-- BEGIN GIVEN RECORDS --

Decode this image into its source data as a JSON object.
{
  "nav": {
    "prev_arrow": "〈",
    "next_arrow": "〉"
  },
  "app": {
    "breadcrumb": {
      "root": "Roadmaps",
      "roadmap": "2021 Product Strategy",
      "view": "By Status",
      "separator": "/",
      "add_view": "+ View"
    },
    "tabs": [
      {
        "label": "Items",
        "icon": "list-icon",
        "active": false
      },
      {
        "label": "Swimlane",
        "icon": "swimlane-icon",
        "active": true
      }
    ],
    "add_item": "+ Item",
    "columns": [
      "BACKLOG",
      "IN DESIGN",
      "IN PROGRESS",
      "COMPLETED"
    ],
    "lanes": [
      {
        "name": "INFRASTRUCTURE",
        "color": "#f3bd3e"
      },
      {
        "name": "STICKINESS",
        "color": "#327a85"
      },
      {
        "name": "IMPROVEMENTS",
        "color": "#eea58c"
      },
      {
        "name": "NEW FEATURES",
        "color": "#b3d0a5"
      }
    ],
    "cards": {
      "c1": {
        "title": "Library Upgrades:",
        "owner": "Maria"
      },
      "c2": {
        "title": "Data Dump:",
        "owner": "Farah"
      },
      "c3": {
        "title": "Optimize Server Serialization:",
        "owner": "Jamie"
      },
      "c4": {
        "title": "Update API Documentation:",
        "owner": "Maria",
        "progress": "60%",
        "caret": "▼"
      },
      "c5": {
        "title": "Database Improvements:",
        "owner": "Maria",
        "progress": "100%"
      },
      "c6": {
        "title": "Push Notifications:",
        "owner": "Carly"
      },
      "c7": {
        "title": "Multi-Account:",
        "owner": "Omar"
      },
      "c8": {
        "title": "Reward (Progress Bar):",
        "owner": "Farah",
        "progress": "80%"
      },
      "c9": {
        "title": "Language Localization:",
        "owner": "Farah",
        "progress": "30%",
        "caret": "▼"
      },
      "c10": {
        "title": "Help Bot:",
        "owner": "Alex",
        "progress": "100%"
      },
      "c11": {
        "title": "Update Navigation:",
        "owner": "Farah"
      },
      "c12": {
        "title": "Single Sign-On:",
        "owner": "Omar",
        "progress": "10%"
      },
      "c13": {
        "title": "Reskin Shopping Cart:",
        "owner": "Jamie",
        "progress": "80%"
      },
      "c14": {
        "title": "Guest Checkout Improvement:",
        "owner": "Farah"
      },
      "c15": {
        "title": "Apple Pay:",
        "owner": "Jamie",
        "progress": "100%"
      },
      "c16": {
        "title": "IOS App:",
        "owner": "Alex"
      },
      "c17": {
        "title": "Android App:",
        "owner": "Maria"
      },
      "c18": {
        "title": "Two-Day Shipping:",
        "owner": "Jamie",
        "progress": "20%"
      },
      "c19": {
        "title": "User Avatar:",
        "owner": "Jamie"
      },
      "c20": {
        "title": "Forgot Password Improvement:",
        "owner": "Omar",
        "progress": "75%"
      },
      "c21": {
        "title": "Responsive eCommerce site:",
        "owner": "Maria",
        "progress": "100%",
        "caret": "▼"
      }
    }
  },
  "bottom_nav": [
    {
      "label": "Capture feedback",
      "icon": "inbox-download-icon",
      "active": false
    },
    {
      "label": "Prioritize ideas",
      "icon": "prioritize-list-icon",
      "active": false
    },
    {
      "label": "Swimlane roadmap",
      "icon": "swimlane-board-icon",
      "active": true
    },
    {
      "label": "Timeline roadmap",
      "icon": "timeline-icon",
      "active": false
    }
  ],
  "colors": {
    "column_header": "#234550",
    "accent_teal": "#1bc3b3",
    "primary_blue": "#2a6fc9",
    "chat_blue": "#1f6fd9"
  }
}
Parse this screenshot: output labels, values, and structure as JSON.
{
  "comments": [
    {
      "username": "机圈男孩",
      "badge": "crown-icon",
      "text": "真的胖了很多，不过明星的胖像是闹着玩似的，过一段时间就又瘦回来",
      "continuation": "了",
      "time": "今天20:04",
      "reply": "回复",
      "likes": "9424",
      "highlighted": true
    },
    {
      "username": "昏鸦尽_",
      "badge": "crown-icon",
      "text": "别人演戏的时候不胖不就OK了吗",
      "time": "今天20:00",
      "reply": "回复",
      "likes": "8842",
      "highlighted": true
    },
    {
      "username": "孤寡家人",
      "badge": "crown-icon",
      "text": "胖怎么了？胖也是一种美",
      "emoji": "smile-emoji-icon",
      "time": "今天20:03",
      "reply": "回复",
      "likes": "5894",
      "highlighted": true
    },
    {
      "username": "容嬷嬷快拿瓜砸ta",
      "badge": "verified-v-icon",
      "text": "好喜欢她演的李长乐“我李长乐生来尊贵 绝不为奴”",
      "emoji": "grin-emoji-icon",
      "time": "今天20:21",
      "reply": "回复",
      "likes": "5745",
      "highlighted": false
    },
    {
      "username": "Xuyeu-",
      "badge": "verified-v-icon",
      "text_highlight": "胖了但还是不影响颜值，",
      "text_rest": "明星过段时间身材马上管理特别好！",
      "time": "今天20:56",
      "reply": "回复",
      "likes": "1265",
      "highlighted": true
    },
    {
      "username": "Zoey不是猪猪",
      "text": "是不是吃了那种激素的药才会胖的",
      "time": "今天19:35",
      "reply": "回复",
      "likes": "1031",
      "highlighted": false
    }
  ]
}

-- END GIVEN RECORDS --

# THE REQUEST
Return every record, word for word.

# REPLY TO THE EXERCISE
Decode this image into its source data as a JSON object.
{
  "nav": {
    "prev_arrow": "〈",
    "next_arrow": "〉"
  },
  "app": {
    "breadcrumb": {
      "root": "Roadmaps",
      "roadmap": "2021 Product Strategy",
      "view": "By Status",
      "separator": "/",
      "add_view": "+ View"
    },
    "tabs": [
      {
        "label": "Items",
        "icon": "list-icon",
        "active": false
      },
      {
        "label": "Swimlane",
        "icon": "swimlane-icon",
        "active": true
      }
    ],
    "add_item": "+ Item",
    "columns": [
      "BACKLOG",
      "IN DESIGN",
      "IN PROGRESS",
      "COMPLETED"
    ],
    "lanes": [
      {
        "name": "INFRASTRUCTURE",
        "color": "#f3bd3e"
      },
      {
        "name": "STICKINESS",
        "color": "#327a85"
      },
      {
        "name": "IMPROVEMENTS",
        "color": "#eea58c"
      },
      {
        "name": "NEW FEATURES",
        "color": "#b3d0a5"
      }
    ],
    "cards": {
      "c1": {
        "title": "Library Upgrades:",
        "owner": "Maria"
      },
      "c2": {
        "title": "Data Dump:",
        "owner": "Farah"
      },
      "c3": {
        "title": "Optimize Server Serialization:",
        "owner": "Jamie"
      },
      "c4": {
        "title": "Update API Documentation:",
        "owner": "Maria",
        "progress": "60%",
        "caret": "▼"
      },
      "c5": {
        "title": "Database Improvements:",
        "owner": "Maria",
        "progress": "100%"
      },
      "c6": {
        "title": "Push Notifications:",
        "owner": "Carly"
      },
      "c7": {
        "title": "Multi-Account:",
        "owner": "Omar"
      },
      "c8": {
        "title": "Reward (Progress Bar):",
        "owner": "Farah",
        "progress": "80%"
      },
      "c9": {
        "title": "Language Localization:",
        "owner": "Farah",
        "progress": "30%",
        "caret": "▼"
      },
      "c10": {
        "title": "Help Bot:",
        "owner": "Alex",
        "progress": "100%"
      },
      "c11": {
        "title": "Update Navigation:",
        "owner": "Farah"
      },
      "c12": {
        "title": "Single Sign-On:",
        "owner": "Omar",
        "progress": "10%"
      },
      "c13": {
        "title": "Reskin Shopping Cart:",
        "owner": "Jamie",
        "progress": "80%"
      },
      "c14": {
        "title": "Guest Checkout Improvement:",
        "owner": "Farah"
      },
      "c15": {
        "title": "Apple Pay:",
        "owner": "Jamie",
        "progress": "100%"
      },
      "c16": {
        "title": "IOS App:",
        "owner": "Alex"
      },
      "c17": {
        "title": "Android App:",
        "owner": "Maria"
      },
      "c18": {
        "title": "Two-Day Shipping:",
        "owner": "Jamie",
        "progress": "20%"
      },
      "c19": {
        "title": "User Avatar:",
        "owner": "Jamie"
      },
      "c20": {
        "title": "Forgot Password Improvement:",
        "owner": "Omar",
        "progress": "75%"
      },
      "c21": {
        "title": "Responsive eCommerce site:",
        "owner": "Maria",
        "progress": "100%",
        "caret": "▼"
      }
    }
  },
  "bottom_nav": [
    {
      "label": "Capture feedback",
      "icon": "inbox-download-icon",
      "active": false
    },
    {
      "label": "Prioritize ideas",
      "icon": "prioritize-list-icon",
      "active": false
    },
    {
      "label": "Swimlane roadmap",
      "icon": "swimlane-board-icon",
      "active": true
    },
    {
      "label": "Timeline roadmap",
      "icon": "timeline-icon",
      "active": false
    }
  ],
  "colors": {
    "column_header": "#234550",
    "accent_teal": "#1bc3b3",
    "primary_blue": "#2a6fc9",
    "chat_blue": "#1f6fd9"
  }
}
Parse this screenshot: output labels, values, and structure as JSON.
{
  "comments": [
    {
      "username": "机圈男孩",
      "badge": "crown-icon",
      "text": "真的胖了很多，不过明星的胖像是闹着玩似的，过一段时间就又瘦回来",
      "continuation": "了",
      "time": "今天20:04",
      "reply": "回复",
      "likes": "9424",
      "highlighted": true
    },
    {
      "username": "昏鸦尽_",
      "badge": "crown-icon",
      "text": "别人演戏的时候不胖不就OK了吗",
      "time": "今天20:00",
      "reply": "回复",
      "likes": "8842",
      "highlighted": true
    },
    {
      "username": "孤寡家人",
      "badge": "crown-icon",
      "text": "胖怎么了？胖也是一种美",
      "emoji": "smile-emoji-icon",
      "time": "今天20:03",
      "reply": "回复",
      "likes": "5894",
      "highlighted": true
    },
    {
      "username": "容嬷嬷快拿瓜砸ta",
      "badge": "verified-v-icon",
      "text": "好喜欢她演的李长乐“我李长乐生来尊贵 绝不为奴”",
      "emoji": "grin-emoji-icon",
      "time": "今天20:21",
      "reply": "回复",
      "likes": "5745",
      "highlighted": false
    },
    {
      "username": "Xuyeu-",
      "badge": "verified-v-icon",
      "text_highlight": "胖了但还是不影响颜值，",
      "text_rest": "明星过段时间身材马上管理特别好！",
      "time": "今天20:56",
      "reply": "回复",
      "likes": "1265",
      "highlighted": true
    },
    {
      "username": "Zoey不是猪猪",
      "text": "是不是吃了那种激素的药才会胖的",
      "time": "今天19:35",
      "reply": "回复",
      "likes": "1031",
      "highlighted": false
    }
  ]
}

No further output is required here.